» Task instructions:
1) Using the article on the Center for Food Safety, answer each question below.
(a) In what year was the organization founded?
(b) What was the vote in the 2010 Supreme Court decision in Monsanto Co. v. Geertson Seed Farms?
(c) In what month and year was Roundup Ready Alfalfa officially deregulated?
2) Recast the paragraph of the article on the Center for Food Safety that begins "In April, 2004, Monsanto petitioned" as a short list, keeping its main facts.

» Selected excerpt:
Center for Food Safety
- Abbreviation: CFS
- Founded at: Washington, D.C.
- Type: 501(c)(3) non-profit
- Location: San Francisco, California; Portland, Oregon;
- Website: www.centerforfoodsafety.org

= Center for Food Safety =

US non-profit organization

The Center for Food Safety (CFS) is a 501(c)(3), U.S. non-profit advocacy organization, based in Washington, D.C. It maintains offices in San Francisco, California, and Portland, Oregon. CFS describes itself as an organization that empowers people, supports farmers, and protects the earth from the harmful impacts of industrial agriculture through legal, scientific, and grassroots action. The organization was founded in 1997.

==Work ==

The Center for Food Safety has been an associated party in challenges against the planting of genetically modified crops in the US.

===Alfalfa===
In April, 2004, Monsanto petitioned the Animal and Plant Health Inspection Service (APHIS) for deregulation of their product Roundup Ready Alfalfa (RRA). After performing an Environmental Assessment, APHIS deregulated the product in 2005. In 2006, this decision was challenged by Geertson Seed Farms and other parties, including the Center for Food Safety. This led to a decision by the US District Court of San Francisco to suspend the deregulated status of RRA and place an injunction on the sale and planting of RRA until the completion of an Environmental Impact Statement.

The US Supreme Court reversed the District Court decision in 2010, in the case of Monsanto Co. v. Geertson Seed Farms. This 7–1 decision in favor of Monsanto Company declared the injunction against RRA invalid, allowing the sale and planting of the product; it did not, however, restore the deregulated status of the crop. Upon completion of the Environmental Impact Statement, RRA was officially deregulated in January 2011.

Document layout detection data
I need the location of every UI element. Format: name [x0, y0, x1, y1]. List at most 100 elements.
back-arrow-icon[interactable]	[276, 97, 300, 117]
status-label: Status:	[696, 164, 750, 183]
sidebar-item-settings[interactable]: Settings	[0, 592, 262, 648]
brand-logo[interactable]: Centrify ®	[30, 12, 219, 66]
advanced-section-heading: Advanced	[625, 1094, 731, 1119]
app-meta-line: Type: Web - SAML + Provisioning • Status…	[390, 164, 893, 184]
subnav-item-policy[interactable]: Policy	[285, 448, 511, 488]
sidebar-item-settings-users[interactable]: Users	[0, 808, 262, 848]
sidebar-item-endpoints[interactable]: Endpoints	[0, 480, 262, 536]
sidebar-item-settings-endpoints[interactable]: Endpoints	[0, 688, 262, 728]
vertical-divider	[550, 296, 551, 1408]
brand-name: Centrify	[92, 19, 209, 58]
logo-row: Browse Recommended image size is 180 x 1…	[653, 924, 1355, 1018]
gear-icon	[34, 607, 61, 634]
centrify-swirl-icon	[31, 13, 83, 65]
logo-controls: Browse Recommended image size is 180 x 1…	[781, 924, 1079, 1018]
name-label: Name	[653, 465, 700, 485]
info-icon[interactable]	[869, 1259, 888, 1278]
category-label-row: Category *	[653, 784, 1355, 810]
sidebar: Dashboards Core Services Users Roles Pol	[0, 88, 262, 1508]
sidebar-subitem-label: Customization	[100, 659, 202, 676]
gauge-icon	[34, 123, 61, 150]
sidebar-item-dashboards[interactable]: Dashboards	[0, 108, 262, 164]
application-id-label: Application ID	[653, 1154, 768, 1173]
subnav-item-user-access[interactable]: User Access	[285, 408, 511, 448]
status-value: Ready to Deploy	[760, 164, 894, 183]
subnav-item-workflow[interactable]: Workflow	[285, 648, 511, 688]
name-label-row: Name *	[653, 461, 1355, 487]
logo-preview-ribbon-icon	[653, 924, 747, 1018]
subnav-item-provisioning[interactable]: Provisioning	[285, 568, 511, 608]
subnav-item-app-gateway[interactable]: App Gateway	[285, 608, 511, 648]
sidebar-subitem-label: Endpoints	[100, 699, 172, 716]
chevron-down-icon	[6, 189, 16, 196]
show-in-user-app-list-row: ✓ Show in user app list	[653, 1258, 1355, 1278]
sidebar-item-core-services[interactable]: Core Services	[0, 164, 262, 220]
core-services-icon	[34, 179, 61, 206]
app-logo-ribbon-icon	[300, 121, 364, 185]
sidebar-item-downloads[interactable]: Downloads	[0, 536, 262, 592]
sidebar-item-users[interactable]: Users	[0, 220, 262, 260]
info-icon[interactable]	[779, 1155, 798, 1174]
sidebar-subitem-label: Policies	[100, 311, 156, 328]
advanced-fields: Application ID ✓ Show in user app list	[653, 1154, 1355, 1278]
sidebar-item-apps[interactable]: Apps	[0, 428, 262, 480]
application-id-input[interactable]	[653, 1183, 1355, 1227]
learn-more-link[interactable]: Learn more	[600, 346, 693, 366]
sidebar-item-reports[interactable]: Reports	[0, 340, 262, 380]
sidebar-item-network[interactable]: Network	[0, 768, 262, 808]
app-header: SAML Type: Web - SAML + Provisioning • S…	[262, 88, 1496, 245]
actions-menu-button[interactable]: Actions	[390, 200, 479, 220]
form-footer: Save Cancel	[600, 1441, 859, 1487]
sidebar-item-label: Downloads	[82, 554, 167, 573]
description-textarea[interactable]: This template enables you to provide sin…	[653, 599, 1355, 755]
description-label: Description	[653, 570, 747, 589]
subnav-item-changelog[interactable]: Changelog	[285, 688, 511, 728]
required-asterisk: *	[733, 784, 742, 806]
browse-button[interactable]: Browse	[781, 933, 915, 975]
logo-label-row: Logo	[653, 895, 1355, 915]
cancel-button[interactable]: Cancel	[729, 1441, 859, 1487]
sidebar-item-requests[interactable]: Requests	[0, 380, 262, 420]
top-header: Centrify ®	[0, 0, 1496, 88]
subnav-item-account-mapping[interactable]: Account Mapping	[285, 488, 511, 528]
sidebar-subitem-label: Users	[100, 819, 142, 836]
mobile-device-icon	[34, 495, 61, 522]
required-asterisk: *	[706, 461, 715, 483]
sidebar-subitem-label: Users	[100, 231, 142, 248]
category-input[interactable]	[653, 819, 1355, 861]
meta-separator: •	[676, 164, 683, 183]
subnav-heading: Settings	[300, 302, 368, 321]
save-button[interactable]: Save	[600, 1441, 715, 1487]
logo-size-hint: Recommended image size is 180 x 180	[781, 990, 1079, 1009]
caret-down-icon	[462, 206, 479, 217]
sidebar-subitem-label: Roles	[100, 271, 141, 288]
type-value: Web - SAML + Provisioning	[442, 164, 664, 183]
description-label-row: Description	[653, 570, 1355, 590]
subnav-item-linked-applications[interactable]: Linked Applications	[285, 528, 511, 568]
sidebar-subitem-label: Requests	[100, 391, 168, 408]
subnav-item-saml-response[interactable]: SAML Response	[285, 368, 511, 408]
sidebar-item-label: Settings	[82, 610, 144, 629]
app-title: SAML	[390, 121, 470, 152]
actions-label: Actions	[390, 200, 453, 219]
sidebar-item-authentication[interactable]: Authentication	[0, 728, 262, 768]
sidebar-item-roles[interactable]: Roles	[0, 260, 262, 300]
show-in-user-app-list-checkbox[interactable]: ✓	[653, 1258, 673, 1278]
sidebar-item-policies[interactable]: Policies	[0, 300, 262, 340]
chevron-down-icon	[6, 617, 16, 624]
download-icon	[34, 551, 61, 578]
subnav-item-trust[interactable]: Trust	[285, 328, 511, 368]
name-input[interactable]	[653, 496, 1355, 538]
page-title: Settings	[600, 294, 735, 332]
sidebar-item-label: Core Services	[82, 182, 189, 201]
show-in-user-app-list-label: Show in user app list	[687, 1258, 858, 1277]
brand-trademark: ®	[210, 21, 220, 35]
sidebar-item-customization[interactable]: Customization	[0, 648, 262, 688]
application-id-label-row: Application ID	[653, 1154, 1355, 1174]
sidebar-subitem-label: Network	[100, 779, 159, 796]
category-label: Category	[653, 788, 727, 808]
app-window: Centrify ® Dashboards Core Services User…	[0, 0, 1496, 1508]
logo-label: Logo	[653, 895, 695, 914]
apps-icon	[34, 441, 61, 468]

» Replies:
1)
(a) 1997
(b) 7–1, in favor of Monsanto Company
(c) January 2011

2)
- April 2004: Monsanto petitioned the Animal and Plant Health Inspection Service (APHIS) to deregulate Roundup Ready Alfalfa (RRA).
- 2005: After an Environmental Assessment, APHIS deregulated RRA.
- 2006: Geertson Seed Farms and other parties, including the Center for Food Safety, challenged the decision.
- Result: The US District Court of San Francisco suspended RRA's deregulated status. It also barred the sale and planting of RRA until an Environmental Impact Statement was completed.